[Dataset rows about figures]
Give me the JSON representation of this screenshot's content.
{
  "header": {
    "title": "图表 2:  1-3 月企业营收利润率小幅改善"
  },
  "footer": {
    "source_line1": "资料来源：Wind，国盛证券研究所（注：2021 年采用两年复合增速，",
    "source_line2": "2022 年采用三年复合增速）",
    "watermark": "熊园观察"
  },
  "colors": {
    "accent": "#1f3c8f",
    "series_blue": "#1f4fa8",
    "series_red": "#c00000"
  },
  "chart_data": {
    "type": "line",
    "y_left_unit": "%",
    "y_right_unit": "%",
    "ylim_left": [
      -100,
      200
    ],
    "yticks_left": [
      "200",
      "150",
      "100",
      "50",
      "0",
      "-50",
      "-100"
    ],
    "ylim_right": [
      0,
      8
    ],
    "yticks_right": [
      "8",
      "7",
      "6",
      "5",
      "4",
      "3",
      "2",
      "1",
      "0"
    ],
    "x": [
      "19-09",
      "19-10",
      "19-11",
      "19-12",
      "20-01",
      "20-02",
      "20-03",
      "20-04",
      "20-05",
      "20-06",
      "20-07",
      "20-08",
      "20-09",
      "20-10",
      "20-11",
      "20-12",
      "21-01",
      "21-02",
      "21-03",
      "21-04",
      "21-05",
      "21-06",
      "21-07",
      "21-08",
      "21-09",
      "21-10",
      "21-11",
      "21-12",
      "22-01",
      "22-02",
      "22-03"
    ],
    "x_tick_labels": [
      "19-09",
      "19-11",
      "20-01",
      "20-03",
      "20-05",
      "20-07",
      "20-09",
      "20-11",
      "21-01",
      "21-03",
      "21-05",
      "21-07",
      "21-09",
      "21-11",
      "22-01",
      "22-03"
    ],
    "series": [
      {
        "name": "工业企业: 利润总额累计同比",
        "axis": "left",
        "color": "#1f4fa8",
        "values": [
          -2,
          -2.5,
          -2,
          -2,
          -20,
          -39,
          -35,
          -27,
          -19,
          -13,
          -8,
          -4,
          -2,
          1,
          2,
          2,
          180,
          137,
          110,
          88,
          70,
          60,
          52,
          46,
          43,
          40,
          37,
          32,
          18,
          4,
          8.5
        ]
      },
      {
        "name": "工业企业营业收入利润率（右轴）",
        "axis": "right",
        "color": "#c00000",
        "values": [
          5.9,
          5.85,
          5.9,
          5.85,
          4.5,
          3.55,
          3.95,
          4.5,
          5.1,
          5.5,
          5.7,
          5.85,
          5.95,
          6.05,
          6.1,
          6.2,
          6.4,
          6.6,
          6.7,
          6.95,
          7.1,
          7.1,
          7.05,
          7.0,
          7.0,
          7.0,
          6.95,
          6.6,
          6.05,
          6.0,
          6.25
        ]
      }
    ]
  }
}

_STATED GOAL_:
Copy every record exactly as presented.

_COMPLETED TASK_:
Give me the JSON representation of this screenshot's content.
{
  "header": {
    "title": "图表 2:  1-3 月企业营收利润率小幅改善"
  },
  "footer": {
    "source_line1": "资料来源：Wind，国盛证券研究所（注：2021 年采用两年复合增速，",
    "source_line2": "2022 年采用三年复合增速）",
    "watermark": "熊园观察"
  },
  "colors": {
    "accent": "#1f3c8f",
    "series_blue": "#1f4fa8",
    "series_red": "#c00000"
  },
  "chart_data": {
    "type": "line",
    "y_left_unit": "%",
    "y_right_unit": "%",
    "ylim_left": [
      -100,
      200
    ],
    "yticks_left": [
      "200",
      "150",
      "100",
      "50",
      "0",
      "-50",
      "-100"
    ],
    "ylim_right": [
      0,
      8
    ],
    "yticks_right": [
      "8",
      "7",
      "6",
      "5",
      "4",
      "3",
      "2",
      "1",
      "0"
    ],
    "x": [
      "19-09",
      "19-10",
      "19-11",
      "19-12",
      "20-01",
      "20-02",
      "20-03",
      "20-04",
      "20-05",
      "20-06",
      "20-07",
      "20-08",
      "20-09",
      "20-10",
      "20-11",
      "20-12",
      "21-01",
      "21-02",
      "21-03",
      "21-04",
      "21-05",
      "21-06",
      "21-07",
      "21-08",
      "21-09",
      "21-10",
      "21-11",
      "21-12",
      "22-01",
      "22-02",
      "22-03"
    ],
    "x_tick_labels": [
      "19-09",
      "19-11",
      "20-01",
      "20-03",
      "20-05",
      "20-07",
      "20-09",
      "20-11",
      "21-01",
      "21-03",
      "21-05",
      "21-07",
      "21-09",
      "21-11",
      "22-01",
      "22-03"
    ],
    "series": [
      {
        "name": "工业企业: 利润总额累计同比",
        "axis": "left",
        "color": "#1f4fa8",
        "values": [
          -2,
          -2.5,
          -2,
          -2,
          -20,
          -39,
          -35,
          -27,
          -19,
          -13,
          -8,
          -4,
          -2,
          1,
          2,
          2,
          180,
          137,
          110,
          88,
          70,
          60,
          52,
          46,
          43,
          40,
          37,
          32,
          18,
          4,
          8.5
        ]
      },
      {
        "name": "工业企业营业收入利润率（右轴）",
        "axis": "right",
        "color": "#c00000",
        "values": [
          5.9,
          5.85,
          5.9,
          5.85,
          4.5,
          3.55,
          3.95,
          4.5,
          5.1,
          5.5,
          5.7,
          5.85,
          5.95,
          6.05,
          6.1,
          6.2,
          6.4,
          6.6,
          6.7,
          6.95,
          7.1,
          7.1,
          7.05,
          7.0,
          7.0,
          7.0,
          6.95,
          6.6,
          6.05,
          6.0,
          6.25
        ]
      }
    ]
  }
}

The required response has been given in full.